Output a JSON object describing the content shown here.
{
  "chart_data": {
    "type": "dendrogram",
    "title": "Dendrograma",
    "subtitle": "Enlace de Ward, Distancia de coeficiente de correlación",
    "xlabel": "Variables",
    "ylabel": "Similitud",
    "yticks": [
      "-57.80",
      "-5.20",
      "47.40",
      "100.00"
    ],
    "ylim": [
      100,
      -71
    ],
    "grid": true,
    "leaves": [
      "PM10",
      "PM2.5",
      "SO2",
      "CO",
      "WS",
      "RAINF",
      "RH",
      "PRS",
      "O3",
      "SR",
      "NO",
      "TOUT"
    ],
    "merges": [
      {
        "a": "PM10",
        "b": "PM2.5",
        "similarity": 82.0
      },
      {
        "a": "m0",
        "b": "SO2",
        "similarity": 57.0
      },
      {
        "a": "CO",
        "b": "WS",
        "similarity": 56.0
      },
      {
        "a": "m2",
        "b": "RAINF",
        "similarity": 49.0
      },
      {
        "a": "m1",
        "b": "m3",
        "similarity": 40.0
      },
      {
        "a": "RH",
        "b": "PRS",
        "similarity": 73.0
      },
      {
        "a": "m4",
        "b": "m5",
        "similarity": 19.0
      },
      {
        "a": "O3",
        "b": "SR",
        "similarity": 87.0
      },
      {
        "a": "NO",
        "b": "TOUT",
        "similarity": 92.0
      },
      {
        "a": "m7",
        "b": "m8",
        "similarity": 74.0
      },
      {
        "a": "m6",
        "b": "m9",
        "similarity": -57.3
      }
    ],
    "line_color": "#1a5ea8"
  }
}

........

• [What to do]:
Spot every line that holds "similarity" and copy it.

• [The result]:
        "similarity": 82.0
        "similarity": 57.0
        "similarity": 56.0
        "similarity": 49.0
        "similarity": 40.0
        "similarity": 73.0
        "similarity": 19.0
        "similarity": 87.0
        "similarity": 92.0
        "similarity": 74.0
        "similarity": -57.3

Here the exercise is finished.